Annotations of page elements
● ● ●
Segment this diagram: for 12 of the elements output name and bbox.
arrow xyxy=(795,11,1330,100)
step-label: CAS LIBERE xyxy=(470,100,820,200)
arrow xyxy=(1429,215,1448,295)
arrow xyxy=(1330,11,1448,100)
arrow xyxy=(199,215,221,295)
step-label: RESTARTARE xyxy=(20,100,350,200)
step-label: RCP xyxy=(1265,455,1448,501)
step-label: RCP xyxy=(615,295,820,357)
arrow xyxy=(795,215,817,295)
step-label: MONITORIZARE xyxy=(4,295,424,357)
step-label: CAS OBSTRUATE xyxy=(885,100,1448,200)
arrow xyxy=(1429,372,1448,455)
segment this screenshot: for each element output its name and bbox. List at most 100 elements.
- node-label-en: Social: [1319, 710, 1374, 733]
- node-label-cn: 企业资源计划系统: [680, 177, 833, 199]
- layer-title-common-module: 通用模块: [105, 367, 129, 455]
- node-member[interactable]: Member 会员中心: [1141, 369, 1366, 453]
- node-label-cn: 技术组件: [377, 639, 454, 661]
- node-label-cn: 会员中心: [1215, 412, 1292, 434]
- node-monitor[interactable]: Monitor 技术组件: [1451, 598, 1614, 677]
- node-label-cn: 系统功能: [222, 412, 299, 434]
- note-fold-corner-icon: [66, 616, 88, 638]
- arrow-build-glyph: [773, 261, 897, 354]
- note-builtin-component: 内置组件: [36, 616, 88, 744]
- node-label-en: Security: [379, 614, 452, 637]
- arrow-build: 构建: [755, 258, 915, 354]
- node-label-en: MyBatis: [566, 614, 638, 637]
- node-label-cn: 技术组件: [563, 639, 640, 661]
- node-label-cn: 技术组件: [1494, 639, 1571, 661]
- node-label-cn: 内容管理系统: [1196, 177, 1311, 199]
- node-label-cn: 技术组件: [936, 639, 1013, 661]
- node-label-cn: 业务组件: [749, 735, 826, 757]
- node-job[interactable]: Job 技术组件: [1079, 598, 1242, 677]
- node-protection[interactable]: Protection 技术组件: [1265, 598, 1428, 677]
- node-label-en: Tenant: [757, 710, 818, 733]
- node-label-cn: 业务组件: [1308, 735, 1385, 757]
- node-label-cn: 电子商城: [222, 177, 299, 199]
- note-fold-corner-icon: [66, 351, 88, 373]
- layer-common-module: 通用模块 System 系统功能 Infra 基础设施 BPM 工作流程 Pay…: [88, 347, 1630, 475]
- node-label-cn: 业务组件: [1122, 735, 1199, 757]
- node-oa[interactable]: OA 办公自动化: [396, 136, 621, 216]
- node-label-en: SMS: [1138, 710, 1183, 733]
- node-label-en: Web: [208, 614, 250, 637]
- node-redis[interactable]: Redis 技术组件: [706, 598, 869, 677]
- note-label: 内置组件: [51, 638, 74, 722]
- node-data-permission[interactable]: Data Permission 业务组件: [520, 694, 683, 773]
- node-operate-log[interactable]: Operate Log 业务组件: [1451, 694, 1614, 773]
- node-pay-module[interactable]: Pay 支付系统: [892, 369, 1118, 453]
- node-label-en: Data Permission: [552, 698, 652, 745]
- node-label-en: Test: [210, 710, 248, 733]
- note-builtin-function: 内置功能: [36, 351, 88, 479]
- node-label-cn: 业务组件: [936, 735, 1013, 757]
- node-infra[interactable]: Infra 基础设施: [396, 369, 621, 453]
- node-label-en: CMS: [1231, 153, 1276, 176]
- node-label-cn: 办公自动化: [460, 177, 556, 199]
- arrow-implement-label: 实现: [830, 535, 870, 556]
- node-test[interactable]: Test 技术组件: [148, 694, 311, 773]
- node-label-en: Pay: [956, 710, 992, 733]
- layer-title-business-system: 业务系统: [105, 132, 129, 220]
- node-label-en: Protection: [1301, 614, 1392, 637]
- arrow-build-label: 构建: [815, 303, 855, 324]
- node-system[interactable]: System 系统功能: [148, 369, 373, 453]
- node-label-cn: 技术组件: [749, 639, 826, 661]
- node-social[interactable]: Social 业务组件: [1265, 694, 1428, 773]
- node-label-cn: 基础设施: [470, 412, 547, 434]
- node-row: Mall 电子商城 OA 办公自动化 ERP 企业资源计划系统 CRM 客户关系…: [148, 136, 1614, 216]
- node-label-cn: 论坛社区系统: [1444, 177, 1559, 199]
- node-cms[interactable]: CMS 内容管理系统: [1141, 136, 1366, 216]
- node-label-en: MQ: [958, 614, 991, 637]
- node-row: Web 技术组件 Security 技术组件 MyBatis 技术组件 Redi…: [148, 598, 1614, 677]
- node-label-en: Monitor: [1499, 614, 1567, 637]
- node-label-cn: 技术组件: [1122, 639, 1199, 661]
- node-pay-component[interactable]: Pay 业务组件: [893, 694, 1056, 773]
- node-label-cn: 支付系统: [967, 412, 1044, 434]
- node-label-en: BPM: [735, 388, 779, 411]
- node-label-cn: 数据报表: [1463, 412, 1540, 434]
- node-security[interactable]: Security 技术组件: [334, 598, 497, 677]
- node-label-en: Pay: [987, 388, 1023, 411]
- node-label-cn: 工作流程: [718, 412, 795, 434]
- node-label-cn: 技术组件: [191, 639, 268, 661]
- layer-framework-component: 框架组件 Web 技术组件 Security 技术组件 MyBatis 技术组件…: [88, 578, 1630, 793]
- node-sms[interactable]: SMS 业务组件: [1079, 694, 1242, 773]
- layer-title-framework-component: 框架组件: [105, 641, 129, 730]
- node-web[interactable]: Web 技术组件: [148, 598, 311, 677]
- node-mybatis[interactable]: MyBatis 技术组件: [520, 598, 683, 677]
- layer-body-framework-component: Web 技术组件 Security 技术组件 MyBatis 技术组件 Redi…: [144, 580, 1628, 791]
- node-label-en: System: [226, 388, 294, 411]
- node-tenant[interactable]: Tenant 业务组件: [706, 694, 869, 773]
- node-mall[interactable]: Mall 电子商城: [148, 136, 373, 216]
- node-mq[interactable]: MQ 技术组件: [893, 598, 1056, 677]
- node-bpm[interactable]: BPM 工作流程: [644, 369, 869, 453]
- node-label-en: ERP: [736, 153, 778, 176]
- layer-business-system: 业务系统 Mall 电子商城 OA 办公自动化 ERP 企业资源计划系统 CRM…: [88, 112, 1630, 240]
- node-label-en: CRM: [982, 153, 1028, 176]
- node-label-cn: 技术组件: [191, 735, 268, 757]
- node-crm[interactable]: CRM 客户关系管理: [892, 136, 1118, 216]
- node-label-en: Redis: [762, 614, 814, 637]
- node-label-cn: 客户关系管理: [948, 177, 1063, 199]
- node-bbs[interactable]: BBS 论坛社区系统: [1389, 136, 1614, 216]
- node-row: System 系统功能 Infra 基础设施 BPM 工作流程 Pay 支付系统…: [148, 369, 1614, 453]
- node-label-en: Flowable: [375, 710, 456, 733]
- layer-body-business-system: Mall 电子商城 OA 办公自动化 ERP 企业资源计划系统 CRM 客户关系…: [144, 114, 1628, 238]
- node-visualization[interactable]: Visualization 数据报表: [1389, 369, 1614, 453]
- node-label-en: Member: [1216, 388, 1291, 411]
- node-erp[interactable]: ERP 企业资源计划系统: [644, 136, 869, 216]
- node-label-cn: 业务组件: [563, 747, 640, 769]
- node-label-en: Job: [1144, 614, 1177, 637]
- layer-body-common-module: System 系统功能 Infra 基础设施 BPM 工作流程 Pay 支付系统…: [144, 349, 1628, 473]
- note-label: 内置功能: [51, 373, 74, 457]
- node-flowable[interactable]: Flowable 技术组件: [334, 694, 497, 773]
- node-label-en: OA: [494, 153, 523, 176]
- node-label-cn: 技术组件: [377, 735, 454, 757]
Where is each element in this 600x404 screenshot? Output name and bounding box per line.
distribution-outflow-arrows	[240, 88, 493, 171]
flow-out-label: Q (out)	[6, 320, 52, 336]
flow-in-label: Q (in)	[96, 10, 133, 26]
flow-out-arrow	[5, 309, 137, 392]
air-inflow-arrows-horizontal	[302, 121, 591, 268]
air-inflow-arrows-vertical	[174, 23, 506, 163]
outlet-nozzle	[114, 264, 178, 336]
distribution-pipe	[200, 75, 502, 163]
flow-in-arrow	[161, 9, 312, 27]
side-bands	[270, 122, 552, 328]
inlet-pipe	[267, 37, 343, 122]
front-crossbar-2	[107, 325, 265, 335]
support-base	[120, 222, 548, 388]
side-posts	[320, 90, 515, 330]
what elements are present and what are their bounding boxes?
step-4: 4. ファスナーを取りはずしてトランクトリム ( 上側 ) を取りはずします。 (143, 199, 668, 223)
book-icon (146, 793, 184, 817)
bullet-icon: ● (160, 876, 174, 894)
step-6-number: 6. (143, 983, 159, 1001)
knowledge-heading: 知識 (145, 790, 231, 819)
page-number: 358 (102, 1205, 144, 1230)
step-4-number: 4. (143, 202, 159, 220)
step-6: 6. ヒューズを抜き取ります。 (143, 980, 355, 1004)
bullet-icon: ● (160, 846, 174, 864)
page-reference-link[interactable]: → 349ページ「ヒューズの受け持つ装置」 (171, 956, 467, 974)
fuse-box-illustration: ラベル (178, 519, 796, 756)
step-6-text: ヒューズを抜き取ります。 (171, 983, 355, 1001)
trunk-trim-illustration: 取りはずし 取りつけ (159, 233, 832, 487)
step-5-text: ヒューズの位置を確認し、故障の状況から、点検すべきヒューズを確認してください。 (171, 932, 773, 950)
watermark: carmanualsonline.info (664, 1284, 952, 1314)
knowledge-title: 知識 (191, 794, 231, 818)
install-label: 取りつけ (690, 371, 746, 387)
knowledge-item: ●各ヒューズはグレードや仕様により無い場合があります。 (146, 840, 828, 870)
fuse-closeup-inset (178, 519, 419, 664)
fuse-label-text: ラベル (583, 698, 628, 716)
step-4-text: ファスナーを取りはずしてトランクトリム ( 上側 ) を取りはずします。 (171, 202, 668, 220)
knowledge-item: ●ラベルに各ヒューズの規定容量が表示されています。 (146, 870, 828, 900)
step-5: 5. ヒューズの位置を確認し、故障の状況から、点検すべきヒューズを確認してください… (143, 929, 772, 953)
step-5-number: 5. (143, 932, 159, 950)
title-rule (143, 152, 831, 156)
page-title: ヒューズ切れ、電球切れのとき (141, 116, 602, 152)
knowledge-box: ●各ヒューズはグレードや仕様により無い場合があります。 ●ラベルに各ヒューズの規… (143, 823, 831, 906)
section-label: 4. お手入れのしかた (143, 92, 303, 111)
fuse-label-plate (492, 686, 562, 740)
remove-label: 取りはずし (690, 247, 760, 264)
● ● ●
### The exercise
Duplicate the material above line for line, beginning at its first line and stopping after the line that contains "- node-job[interactable]: Job".

### Answer to the problem
Segment this diagram: for 12 of the elements output name and bbox.
arrow xyxy=(795,11,1330,100)
step-label: CAS LIBERE xyxy=(470,100,820,200)
arrow xyxy=(1429,215,1448,295)
arrow xyxy=(1330,11,1448,100)
arrow xyxy=(199,215,221,295)
step-label: RESTARTARE xyxy=(20,100,350,200)
step-label: RCP xyxy=(1265,455,1448,501)
step-label: RCP xyxy=(615,295,820,357)
arrow xyxy=(795,215,817,295)
step-label: MONITORIZARE xyxy=(4,295,424,357)
step-label: CAS OBSTRUATE xyxy=(885,100,1448,200)
arrow xyxy=(1429,372,1448,455)
segment this screenshot: for each element output its name and bbox. List at most 100 elements.
- node-label-en: Social: [1319, 710, 1374, 733]
- node-label-cn: 企业资源计划系统: [680, 177, 833, 199]
- layer-title-common-module: 通用模块: [105, 367, 129, 455]
- node-member[interactable]: Member 会员中心: [1141, 369, 1366, 453]
- node-label-cn: 技术组件: [377, 639, 454, 661]
- node-label-cn: 会员中心: [1215, 412, 1292, 434]
- node-monitor[interactable]: Monitor 技术组件: [1451, 598, 1614, 677]
- node-label-cn: 系统功能: [222, 412, 299, 434]
- note-fold-corner-icon: [66, 616, 88, 638]
- arrow-build-glyph: [773, 261, 897, 354]
- note-builtin-component: 内置组件: [36, 616, 88, 744]
- node-label-en: Security: [379, 614, 452, 637]
- arrow-build: 构建: [755, 258, 915, 354]
- node-label-en: MyBatis: [566, 614, 638, 637]
- node-label-cn: 技术组件: [563, 639, 640, 661]
- node-label-cn: 技术组件: [1494, 639, 1571, 661]
- node-label-cn: 内容管理系统: [1196, 177, 1311, 199]
- node-label-cn: 技术组件: [936, 639, 1013, 661]
- node-label-cn: 业务组件: [749, 735, 826, 757]
- node-job[interactable]: Job 技术组件: [1079, 598, 1242, 677]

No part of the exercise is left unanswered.